ACTIVITY:
All of the records that follow need to be copied word for word, without the pictures.

____ PROVIDED ENTRIES

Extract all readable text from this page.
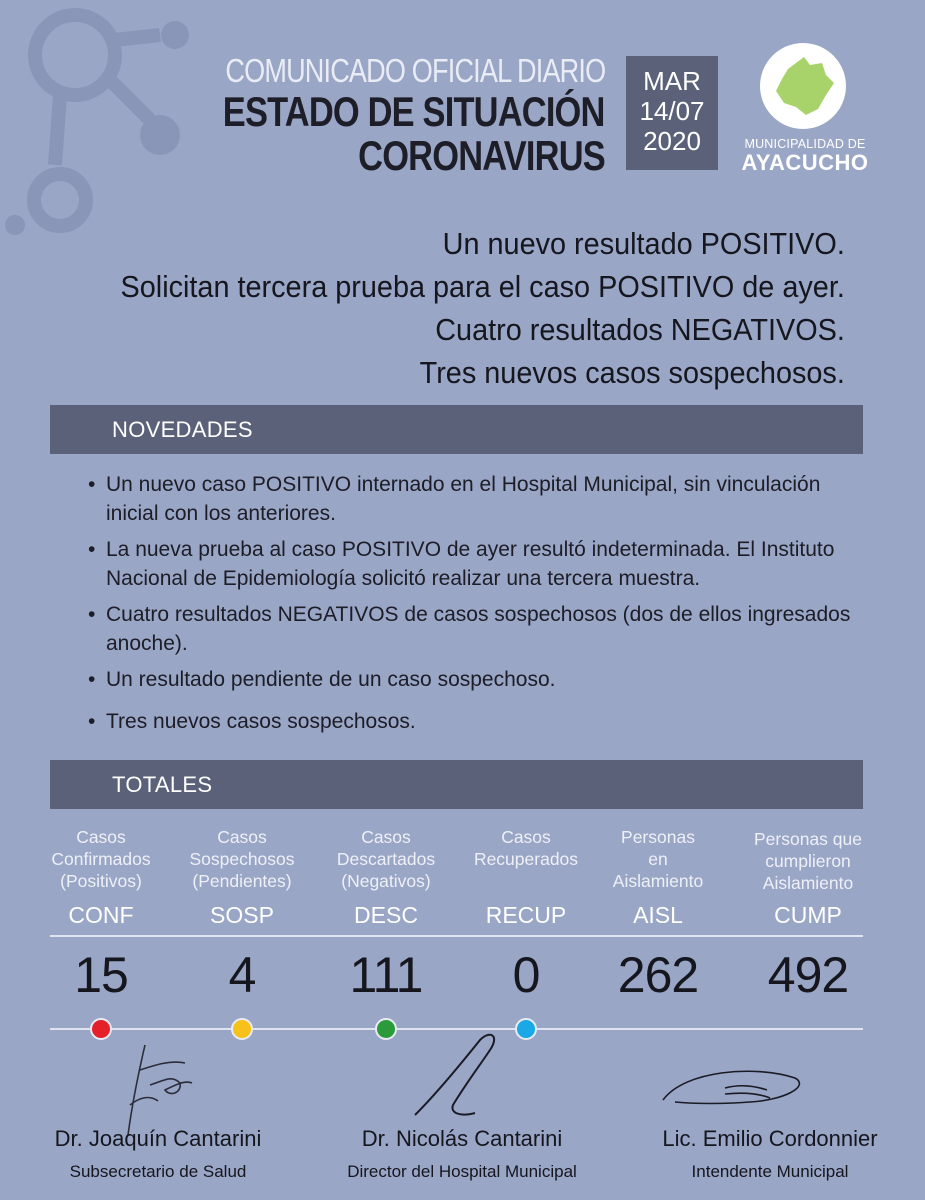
COMUNICADO OFICIAL DIARIO
ESTADO DE SITUACIÓN
CORONAVIRUS
MAR
14/07
2020	MUNICIPALIDAD DE
AYACUCHO
Un nuevo resultado POSITIVO.
Solicitan tercera prueba para el caso POSITIVO de ayer.
Cuatro resultados NEGATIVOS.
Tres nuevos casos sospechosos.
NOVEDADES
• Un nuevo caso POSITIVO internado en el Hospital Municipal, sin vinculación inicial con los anteriores.
• La nueva prueba al caso POSITIVO de ayer resultó indeterminada. El Instituto Nacional de Epidemiología solicitó realizar una tercera muestra.
• Cuatro resultados NEGATIVOS de casos sospechosos (dos de ellos ingresados anoche).
• Un resultado pendiente de un caso sospechoso.
• Tres nuevos casos sospechosos.
TOTALES
Casos
Confirmados
(Positivos)
CONF
15
Casos
Sospechosos
(Pendientes)
SOSP
4
Casos
Descartados
(Negativos)
DESC
111
Casos
Recuperados
RECUP
0
Personas
en
Aislamiento
AISL
262
Personas que
cumplieron
Aislamiento
CUMP
492
Dr. Joaquín Cantarini
Subsecretario de Salud
Dr. Nicolás Cantarini
Director del Hospital Municipal
Lic. Emilio Cordonnier
Intendente Municipal
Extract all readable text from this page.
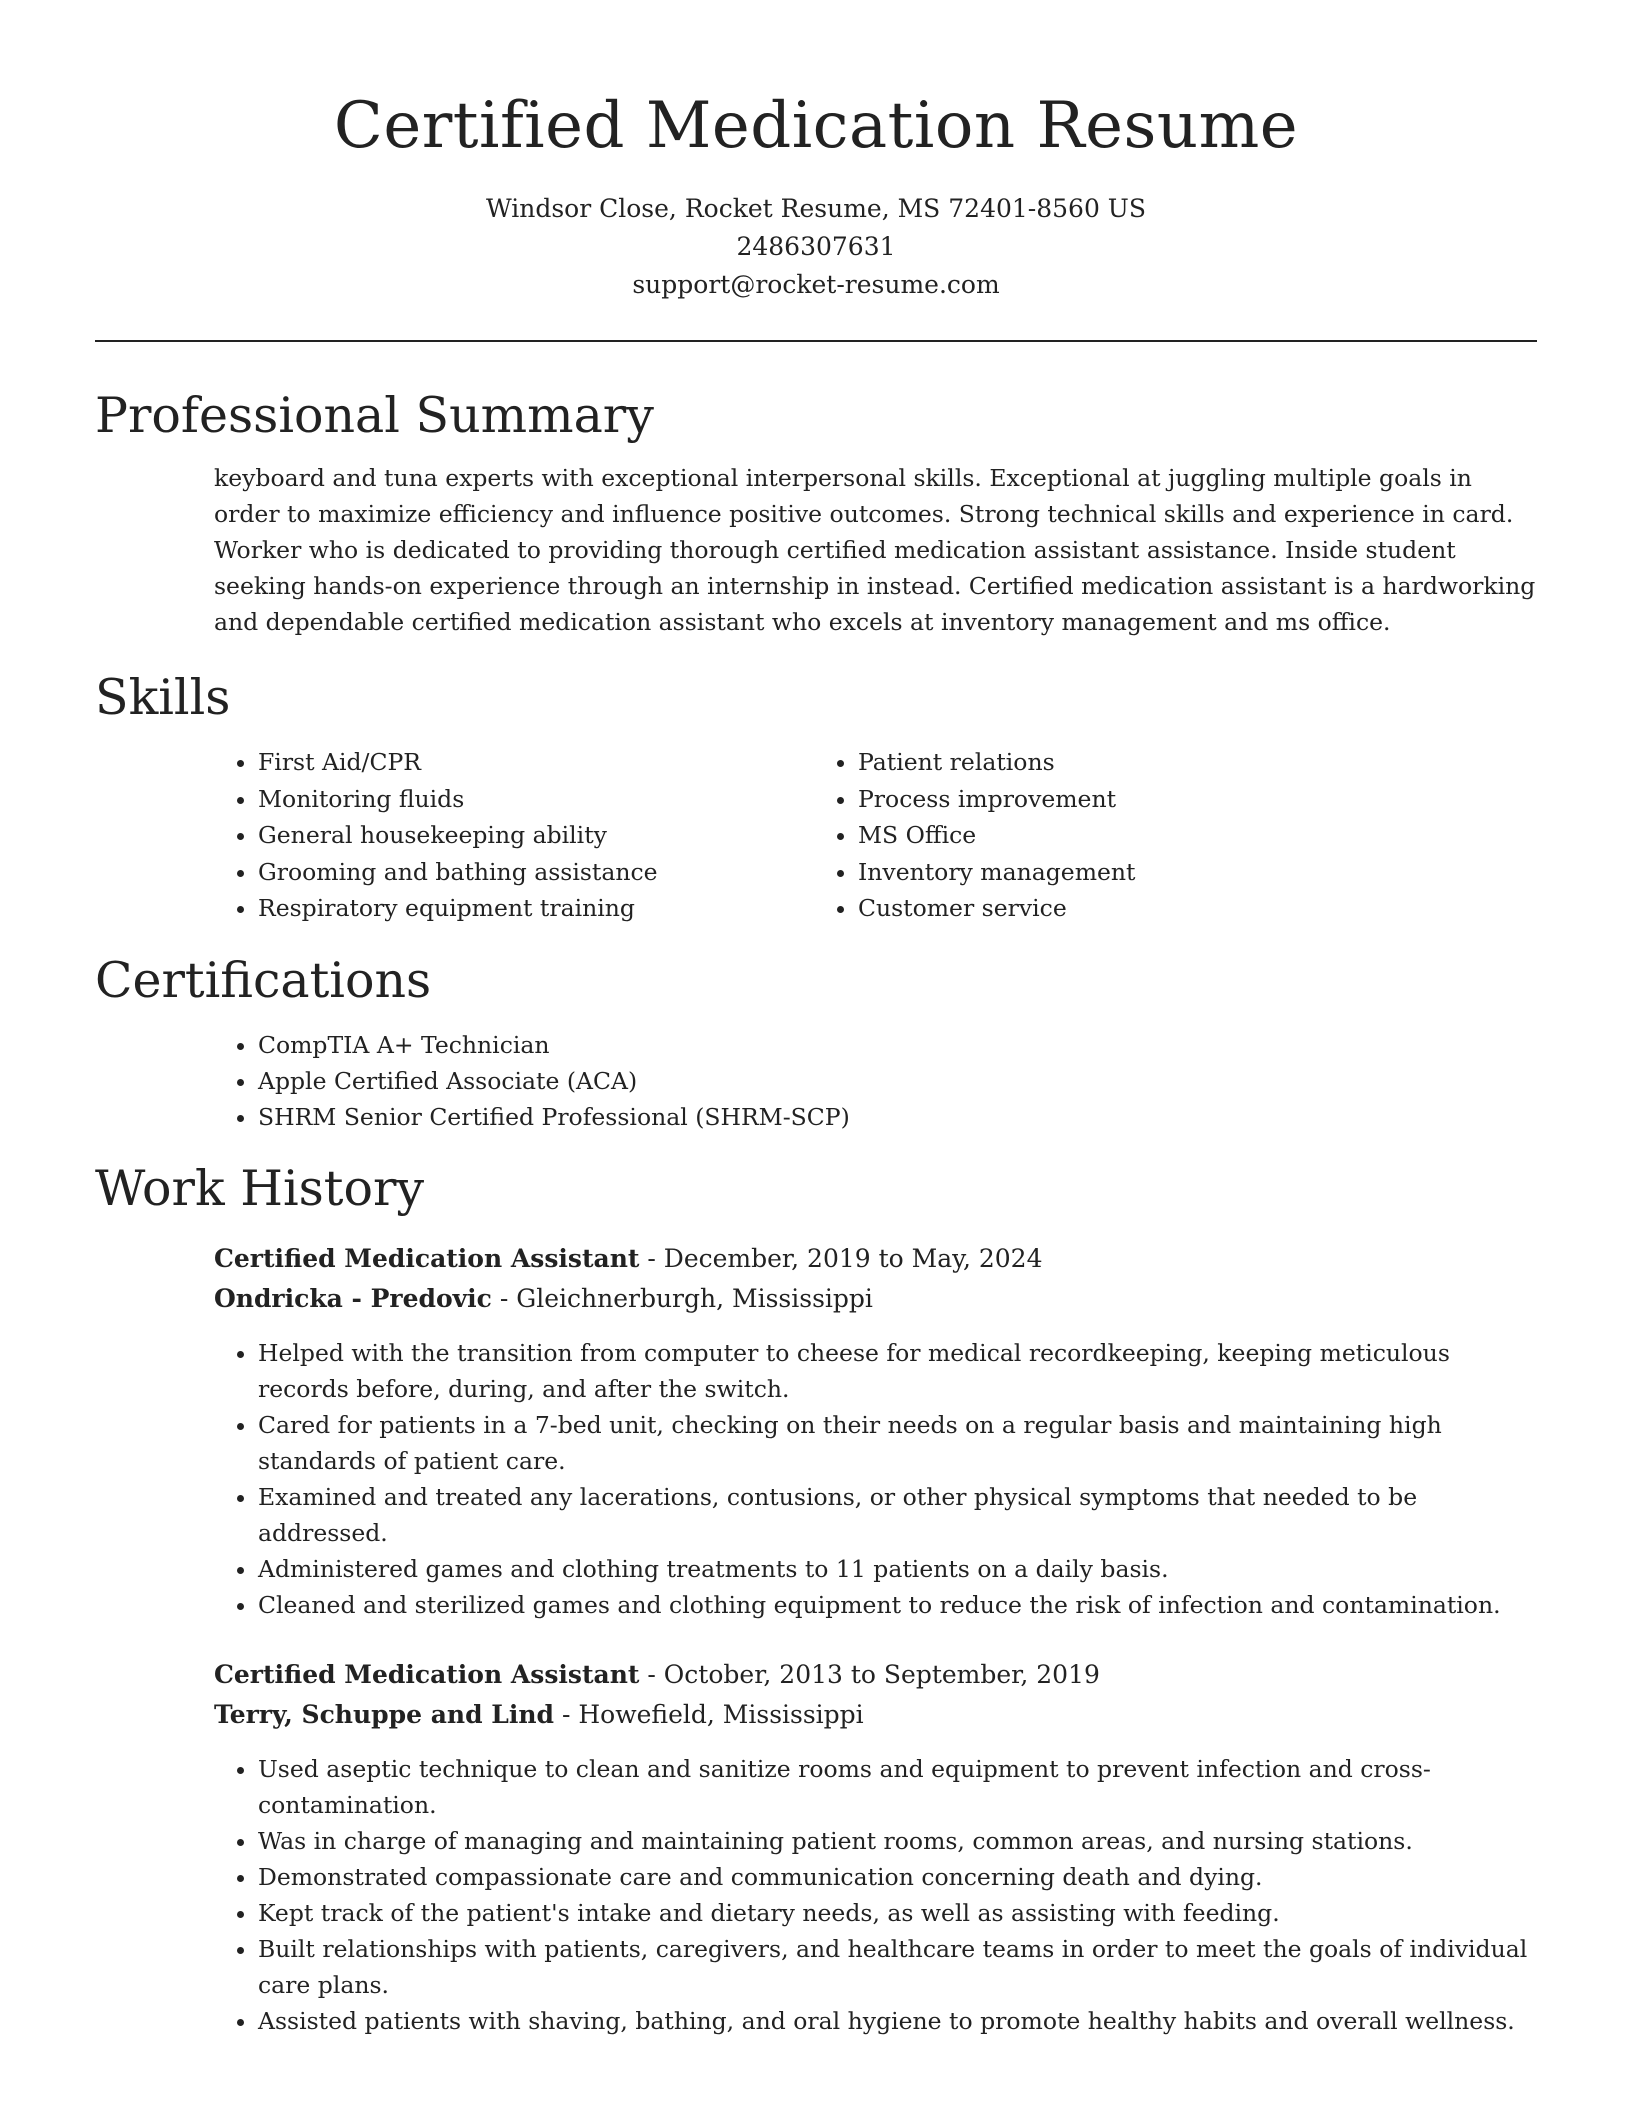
Certified Medication Resume
Windsor Close, Rocket Resume, MS 72401-8560 US
2486307631
support@rocket-resume.com
Professional Summary

keyboard and tuna experts with exceptional interpersonal skills. Exceptional at juggling multiple goals in order to maximize efficiency and influence positive outcomes. Strong technical skills and experience in card. Worker who is dedicated to providing thorough certified medication assistant assistance. Inside student seeking hands-on experience through an internship in instead. Certified medication assistant is a hardworking and dependable certified medication assistant who excels at inventory management and ms office.

Skills
• First Aid/CPR
• Monitoring fluids
• General housekeeping ability
• Grooming and bathing assistance
• Respiratory equipment training
• Patient relations
• Process improvement
• MS Office
• Inventory management
• Customer service
Certifications
• CompTIA A+ Technician
• Apple Certified Associate (ACA)
• SHRM Senior Certified Professional (SHRM-SCP)
Work History
Certified Medication Assistant - December, 2019 to May, 2024
Ondricka - Predovic - Gleichnerburgh, Mississippi
• Helped with the transition from computer to cheese for medical recordkeeping, keeping meticulous records before, during, and after the switch.
• Cared for patients in a 7-bed unit, checking on their needs on a regular basis and maintaining high standards of patient care.
• Examined and treated any lacerations, contusions, or other physical symptoms that needed to be addressed.
• Administered games and clothing treatments to 11 patients on a daily basis.
• Cleaned and sterilized games and clothing equipment to reduce the risk of infection and contamination.
Certified Medication Assistant - October, 2013 to September, 2019
Terry, Schuppe and Lind - Howefield, Mississippi
• Used aseptic technique to clean and sanitize rooms and equipment to prevent infection and cross-contamination.
• Was in charge of managing and maintaining patient rooms, common areas, and nursing stations.
• Demonstrated compassionate care and communication concerning death and dying.
• Kept track of the patient's intake and dietary needs, as well as assisting with feeding.
• Built relationships with patients, caregivers, and healthcare teams in order to meet the goals of individual care plans.
• Assisted patients with shaving, bathing, and oral hygiene to promote healthy habits and overall wellness.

________

EXERCISE RESPONSE:
Extract all readable text from this page.
COMUNICADO OFICIAL DIARIO
ESTADO DE SITUACIÓN
CORONAVIRUS
MAR
14/07
2020	MUNICIPALIDAD DE
AYACUCHO
Un nuevo resultado POSITIVO.
Solicitan tercera prueba para el caso POSITIVO de ayer.
Cuatro resultados NEGATIVOS.
Tres nuevos casos sospechosos.
NOVEDADES
• Un nuevo caso POSITIVO internado en el Hospital Municipal, sin vinculación inicial con los anteriores.
• La nueva prueba al caso POSITIVO de ayer resultó indeterminada. El Instituto Nacional de Epidemiología solicitó realizar una tercera muestra.
• Cuatro resultados NEGATIVOS de casos sospechosos (dos de ellos ingresados anoche).
• Un resultado pendiente de un caso sospechoso.
• Tres nuevos casos sospechosos.
TOTALES
Casos
Confirmados
(Positivos)
CONF
15
Casos
Sospechosos
(Pendientes)
SOSP
4
Casos
Descartados
(Negativos)
DESC
111
Casos
Recuperados
RECUP
0
Personas
en
Aislamiento
AISL
262
Personas que
cumplieron
Aislamiento
CUMP
492
Dr. Joaquín Cantarini
Subsecretario de Salud
Dr. Nicolás Cantarini
Director del Hospital Municipal
Lic. Emilio Cordonnier
Intendente Municipal
Extract all readable text from this page.
Certified Medication Resume
Windsor Close, Rocket Resume, MS 72401-8560 US
2486307631
support@rocket-resume.com
Professional Summary

keyboard and tuna experts with exceptional interpersonal skills. Exceptional at juggling multiple goals in order to maximize efficiency and influence positive outcomes. Strong technical skills and experience in card. Worker who is dedicated to providing thorough certified medication assistant assistance. Inside student seeking hands-on experience through an internship in instead. Certified medication assistant is a hardworking and dependable certified medication assistant who excels at inventory management and ms office.

Skills
• First Aid/CPR
• Monitoring fluids
• General housekeeping ability
• Grooming and bathing assistance
• Respiratory equipment training
• Patient relations
• Process improvement
• MS Office
• Inventory management
• Customer service
Certifications
• CompTIA A+ Technician
• Apple Certified Associate (ACA)
• SHRM Senior Certified Professional (SHRM-SCP)
Work History
Certified Medication Assistant - December, 2019 to May, 2024
Ondricka - Predovic - Gleichnerburgh, Mississippi
• Helped with the transition from computer to cheese for medical recordkeeping, keeping meticulous records before, during, and after the switch.
• Cared for patients in a 7-bed unit, checking on their needs on a regular basis and maintaining high standards of patient care.
• Examined and treated any lacerations, contusions, or other physical symptoms that needed to be addressed.
• Administered games and clothing treatments to 11 patients on a daily basis.
• Cleaned and sterilized games and clothing equipment to reduce the risk of infection and contamination.
Certified Medication Assistant - October, 2013 to September, 2019
Terry, Schuppe and Lind - Howefield, Mississippi
• Used aseptic technique to clean and sanitize rooms and equipment to prevent infection and cross-contamination.
• Was in charge of managing and maintaining patient rooms, common areas, and nursing stations.
• Demonstrated compassionate care and communication concerning death and dying.
• Kept track of the patient's intake and dietary needs, as well as assisting with feeding.
• Built relationships with patients, caregivers, and healthcare teams in order to meet the goals of individual care plans.
• Assisted patients with shaving, bathing, and oral hygiene to promote healthy habits and overall wellness.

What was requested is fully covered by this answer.